--- Begin ---

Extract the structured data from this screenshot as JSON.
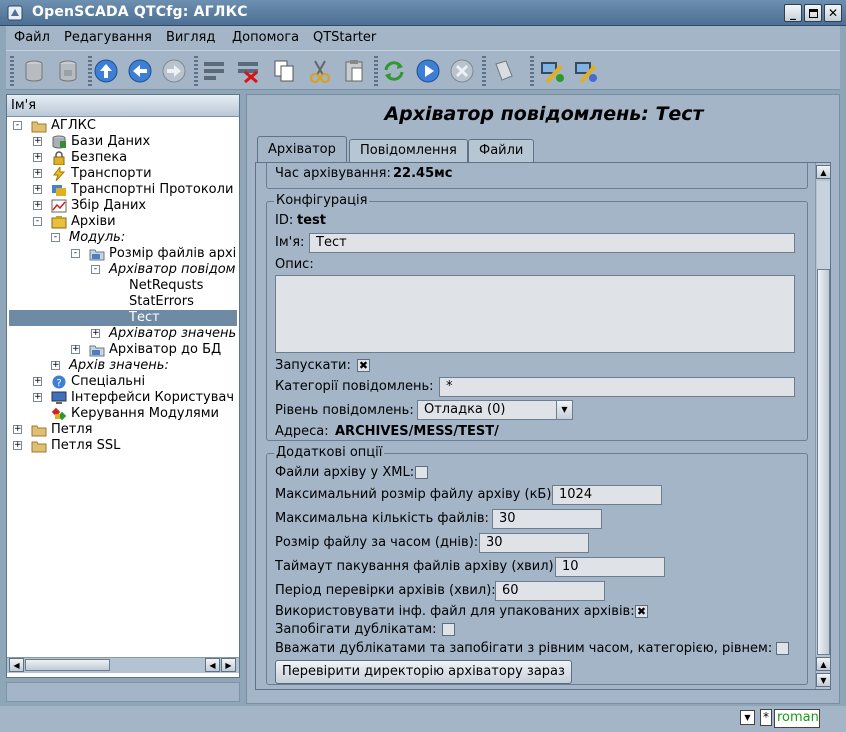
{
  "window": {
    "title": "OpenSCADA QTCfg: АГЛКС"
  },
  "menu": [
    "Файл",
    "Редагування",
    "Вигляд",
    "Допомога",
    "QTStarter"
  ],
  "toolbar_icons": [
    "db-load-icon",
    "db-save-icon",
    "up-icon",
    "back-icon",
    "forward-icon",
    "add-item-icon",
    "delete-item-icon",
    "copy-icon",
    "cut-icon",
    "paste-icon",
    "refresh-icon",
    "start-icon",
    "stop-icon",
    "info-icon",
    "user-icon",
    "settings-icon"
  ],
  "tree": {
    "header": "Ім'я",
    "items": [
      {
        "label": "АГЛКС",
        "italic": false
      },
      {
        "label": "Бази Даних",
        "italic": false
      },
      {
        "label": "Безпека",
        "italic": false
      },
      {
        "label": "Транспорти",
        "italic": false
      },
      {
        "label": "Транспортні Протоколи",
        "italic": false
      },
      {
        "label": "Збір Даних",
        "italic": false
      },
      {
        "label": "Архіви",
        "italic": false
      },
      {
        "label": "Модуль:",
        "italic": true
      },
      {
        "label": "Розмір файлів архі",
        "italic": false
      },
      {
        "label": "Архіватор повідом",
        "italic": true
      },
      {
        "label": "NetRequsts",
        "italic": false
      },
      {
        "label": "StatErrors",
        "italic": false
      },
      {
        "label": "Тест",
        "italic": false
      },
      {
        "label": "Архіватор значень",
        "italic": true
      },
      {
        "label": "Архіватор до БД",
        "italic": false
      },
      {
        "label": "Архів значень:",
        "italic": true
      },
      {
        "label": "Спеціальні",
        "italic": false
      },
      {
        "label": "Інтерфейси Користувач",
        "italic": false
      },
      {
        "label": "Керування Модулями",
        "italic": false
      },
      {
        "label": "Петля",
        "italic": false
      },
      {
        "label": "Петля SSL",
        "italic": false
      }
    ]
  },
  "page": {
    "title": "Архіватор повідомлень: Тест",
    "tabs": [
      "Архіватор",
      "Повідомлення",
      "Файли"
    ],
    "state": {
      "time_label": "Час архівування:",
      "time_value": "22.45мс"
    },
    "config": {
      "legend": "Конфігурація",
      "id_label": "ID:",
      "id_value": "test",
      "name_label": "Ім'я:",
      "name_value": "Тест",
      "descr_label": "Опис:",
      "descr_value": "",
      "start_label": "Запускати:",
      "start_checked": true,
      "categories_label": "Категорії повідомлень:",
      "categories_value": "*",
      "level_label": "Рівень повідомлень:",
      "level_value": "Отладка (0)",
      "address_label": "Адреса:",
      "address_value": "ARCHIVES/MESS/TEST/"
    },
    "extra": {
      "legend": "Додаткові опції",
      "xml_label": "Файли архіву у XML:",
      "xml_checked": false,
      "maxsize_label": "Максимальний розмір файлу архіву (кБ):",
      "maxsize_value": "1024",
      "maxfiles_label": "Максимальна кількість файлів:",
      "maxfiles_value": "30",
      "timesize_label": "Розмір файлу за часом (днів):",
      "timesize_value": "30",
      "pack_label": "Таймаут пакування файлів архіву (хвил):",
      "pack_value": "10",
      "check_label": "Період перевірки архівів (хвил):",
      "check_value": "60",
      "useinfo_label": "Використовувати інф. файл для упакованих архівів:",
      "useinfo_checked": true,
      "dupl_label": "Запобігати дублікатам:",
      "dupl_checked": false,
      "dupl_eq_label": "Вважати дублікатами та запобігати з рівним часом, категорією, рівнем:",
      "dupl_eq_checked": false,
      "check_button": "Перевірити директорію архіватору зараз"
    }
  },
  "status": {
    "mark": "*",
    "user": "roman"
  }
}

--- End ---

**Stated task**
Each record above should come back exactly the same, only without its pictures.

**Response**
Extract the structured data from this screenshot as JSON.
{
  "window": {
    "title": "OpenSCADA QTCfg: АГЛКС"
  },
  "menu": [
    "Файл",
    "Редагування",
    "Вигляд",
    "Допомога",
    "QTStarter"
  ],
  "toolbar_icons": [
    "db-load-icon",
    "db-save-icon",
    "up-icon",
    "back-icon",
    "forward-icon",
    "add-item-icon",
    "delete-item-icon",
    "copy-icon",
    "cut-icon",
    "paste-icon",
    "refresh-icon",
    "start-icon",
    "stop-icon",
    "info-icon",
    "user-icon",
    "settings-icon"
  ],
  "tree": {
    "header": "Ім'я",
    "items": [
      {
        "label": "АГЛКС",
        "italic": false
      },
      {
        "label": "Бази Даних",
        "italic": false
      },
      {
        "label": "Безпека",
        "italic": false
      },
      {
        "label": "Транспорти",
        "italic": false
      },
      {
        "label": "Транспортні Протоколи",
        "italic": false
      },
      {
        "label": "Збір Даних",
        "italic": false
      },
      {
        "label": "Архіви",
        "italic": false
      },
      {
        "label": "Модуль:",
        "italic": true
      },
      {
        "label": "Розмір файлів архі",
        "italic": false
      },
      {
        "label": "Архіватор повідом",
        "italic": true
      },
      {
        "label": "NetRequsts",
        "italic": false
      },
      {
        "label": "StatErrors",
        "italic": false
      },
      {
        "label": "Тест",
        "italic": false
      },
      {
        "label": "Архіватор значень",
        "italic": true
      },
      {
        "label": "Архіватор до БД",
        "italic": false
      },
      {
        "label": "Архів значень:",
        "italic": true
      },
      {
        "label": "Спеціальні",
        "italic": false
      },
      {
        "label": "Інтерфейси Користувач",
        "italic": false
      },
      {
        "label": "Керування Модулями",
        "italic": false
      },
      {
        "label": "Петля",
        "italic": false
      },
      {
        "label": "Петля SSL",
        "italic": false
      }
    ]
  },
  "page": {
    "title": "Архіватор повідомлень: Тест",
    "tabs": [
      "Архіватор",
      "Повідомлення",
      "Файли"
    ],
    "state": {
      "time_label": "Час архівування:",
      "time_value": "22.45мс"
    },
    "config": {
      "legend": "Конфігурація",
      "id_label": "ID:",
      "id_value": "test",
      "name_label": "Ім'я:",
      "name_value": "Тест",
      "descr_label": "Опис:",
      "descr_value": "",
      "start_label": "Запускати:",
      "start_checked": true,
      "categories_label": "Категорії повідомлень:",
      "categories_value": "*",
      "level_label": "Рівень повідомлень:",
      "level_value": "Отладка (0)",
      "address_label": "Адреса:",
      "address_value": "ARCHIVES/MESS/TEST/"
    },
    "extra": {
      "legend": "Додаткові опції",
      "xml_label": "Файли архіву у XML:",
      "xml_checked": false,
      "maxsize_label": "Максимальний розмір файлу архіву (кБ):",
      "maxsize_value": "1024",
      "maxfiles_label": "Максимальна кількість файлів:",
      "maxfiles_value": "30",
      "timesize_label": "Розмір файлу за часом (днів):",
      "timesize_value": "30",
      "pack_label": "Таймаут пакування файлів архіву (хвил):",
      "pack_value": "10",
      "check_label": "Період перевірки архівів (хвил):",
      "check_value": "60",
      "useinfo_label": "Використовувати інф. файл для упакованих архівів:",
      "useinfo_checked": true,
      "dupl_label": "Запобігати дублікатам:",
      "dupl_checked": false,
      "dupl_eq_label": "Вважати дублікатами та запобігати з рівним часом, категорією, рівнем:",
      "dupl_eq_checked": false,
      "check_button": "Перевірити директорію архіватору зараз"
    }
  },
  "status": {
    "mark": "*",
    "user": "roman"
  }
}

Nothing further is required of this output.